### [YOUR TASK]
Answer these questions using the text about the Quimpo family below.
1. What religious group was Emilie drawn into?
2. In what year did Norman become a fellow at the Silliman Writers Workshop?
3. In what year did Jan disappear?

### [PAGE TEXT]
>>>
Among the elder Quimpo girls is Emilie, who for her part had been enveloped into a different fanaticism altogether, the Opus Dei, whose stringent nearly ascetic code served simultaneously as counterpoint and distorted mirror of the underground’s own regimented existence. It is as if to say, if not revolution then religion might save us, or the mere living of the day to day like the one served by one of the sisters, the taong bahay Caren, because someone has to become the ballast and keep the home fires burning.
Even the polio-stricken son Ryan is drawn into the movement mainly as propagandist, and his story includes a flight abroad with his sons under passport aliases.
One of the elder sons Norman, the Ateneo math instructor, becomes a fellow at the Silliman Writers Workshop in 1966, and in the group photo of that batch we could recognize Marra Lanot, Eric Torres, possibly Badong Bernal and one of the Matienzo brothers, and panelist Kerima Polotan.
The chapter written by Nathan, “Where’s Jun? Where’s Jan?”, recounts the days leading to the disappearance of Jan in 1977, and their fruitless search for him:
“When Susan entered college in UP in the early 1980s, she sought out Jan’s former classmates… Among the various stories she heard was a series of sightings that seemed to reveal a pattern and seemed to be the most credible. A couple of Jan’s friends, all former kasama, said they had seen him in several public places: standing in a busy walkway in Cubao, having a snack in a popular restaurant, taking a bus. Jan, they said, behaved oddly. He seemed not to recognize any kasama, snubbing anyone who came close. Sensing that something was wrong, the kasama would move on without greeting him. They surmised that the military had probably captured him and were using him as bait to identify and capture others.
<<<
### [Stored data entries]
>>>
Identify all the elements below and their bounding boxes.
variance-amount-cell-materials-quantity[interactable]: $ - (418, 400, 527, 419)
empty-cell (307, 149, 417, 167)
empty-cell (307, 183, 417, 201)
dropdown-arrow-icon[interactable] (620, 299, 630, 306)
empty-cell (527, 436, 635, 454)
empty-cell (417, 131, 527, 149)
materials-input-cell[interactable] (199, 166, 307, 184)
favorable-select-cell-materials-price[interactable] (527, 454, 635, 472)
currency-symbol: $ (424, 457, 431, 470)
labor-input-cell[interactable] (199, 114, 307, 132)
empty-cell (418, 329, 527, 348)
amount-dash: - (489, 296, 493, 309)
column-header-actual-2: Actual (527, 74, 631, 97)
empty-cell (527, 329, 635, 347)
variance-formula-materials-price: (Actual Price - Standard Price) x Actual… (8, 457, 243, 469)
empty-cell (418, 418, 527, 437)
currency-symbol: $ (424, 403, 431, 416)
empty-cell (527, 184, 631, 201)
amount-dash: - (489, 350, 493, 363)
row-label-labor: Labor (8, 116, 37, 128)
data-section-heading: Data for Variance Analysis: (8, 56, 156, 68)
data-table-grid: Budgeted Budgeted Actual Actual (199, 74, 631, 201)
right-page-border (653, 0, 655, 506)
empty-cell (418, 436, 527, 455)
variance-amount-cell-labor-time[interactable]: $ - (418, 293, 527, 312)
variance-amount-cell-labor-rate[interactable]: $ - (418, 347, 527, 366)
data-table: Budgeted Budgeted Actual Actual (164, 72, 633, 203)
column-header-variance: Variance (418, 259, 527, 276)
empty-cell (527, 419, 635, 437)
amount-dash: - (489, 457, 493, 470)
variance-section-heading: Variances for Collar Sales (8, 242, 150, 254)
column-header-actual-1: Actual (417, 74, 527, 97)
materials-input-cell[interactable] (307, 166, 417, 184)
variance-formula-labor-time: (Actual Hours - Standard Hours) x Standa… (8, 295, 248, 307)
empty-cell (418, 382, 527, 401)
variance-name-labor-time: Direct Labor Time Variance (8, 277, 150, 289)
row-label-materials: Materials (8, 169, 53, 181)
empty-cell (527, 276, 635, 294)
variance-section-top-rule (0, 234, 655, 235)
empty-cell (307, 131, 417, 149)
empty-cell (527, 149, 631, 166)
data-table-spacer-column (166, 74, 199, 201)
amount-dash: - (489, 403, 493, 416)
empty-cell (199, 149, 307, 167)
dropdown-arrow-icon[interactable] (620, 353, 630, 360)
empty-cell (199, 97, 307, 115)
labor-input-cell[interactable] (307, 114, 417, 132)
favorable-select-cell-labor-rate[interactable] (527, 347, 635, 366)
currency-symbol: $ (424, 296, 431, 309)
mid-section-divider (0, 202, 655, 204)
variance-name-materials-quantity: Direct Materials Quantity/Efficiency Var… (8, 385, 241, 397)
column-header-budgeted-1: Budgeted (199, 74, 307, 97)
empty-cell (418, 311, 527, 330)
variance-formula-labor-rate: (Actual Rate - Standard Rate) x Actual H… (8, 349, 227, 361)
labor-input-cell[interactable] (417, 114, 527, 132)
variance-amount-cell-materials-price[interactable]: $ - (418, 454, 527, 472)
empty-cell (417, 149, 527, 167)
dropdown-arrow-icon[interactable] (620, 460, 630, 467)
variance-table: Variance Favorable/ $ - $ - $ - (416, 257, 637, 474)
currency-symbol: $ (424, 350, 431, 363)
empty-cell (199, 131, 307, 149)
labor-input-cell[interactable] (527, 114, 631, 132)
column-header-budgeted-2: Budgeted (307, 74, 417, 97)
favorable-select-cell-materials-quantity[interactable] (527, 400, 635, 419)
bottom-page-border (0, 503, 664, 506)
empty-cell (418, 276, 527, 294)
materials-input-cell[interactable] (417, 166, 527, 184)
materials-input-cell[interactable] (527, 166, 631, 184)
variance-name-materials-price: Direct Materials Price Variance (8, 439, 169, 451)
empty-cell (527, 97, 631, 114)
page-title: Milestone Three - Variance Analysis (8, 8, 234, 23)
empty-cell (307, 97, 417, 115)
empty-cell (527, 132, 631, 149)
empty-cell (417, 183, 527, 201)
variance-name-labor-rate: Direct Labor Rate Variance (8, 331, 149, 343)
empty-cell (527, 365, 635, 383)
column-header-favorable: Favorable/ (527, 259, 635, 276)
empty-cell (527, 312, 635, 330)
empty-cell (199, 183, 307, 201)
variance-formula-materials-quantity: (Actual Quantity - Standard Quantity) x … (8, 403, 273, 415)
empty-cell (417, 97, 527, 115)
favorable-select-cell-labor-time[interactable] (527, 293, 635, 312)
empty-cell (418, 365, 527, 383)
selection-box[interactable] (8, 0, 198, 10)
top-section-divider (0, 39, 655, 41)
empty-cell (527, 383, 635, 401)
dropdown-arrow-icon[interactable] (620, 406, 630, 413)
<<<
### [RESPONSE]
1. The Opus Dei
2. 1966
3. 1977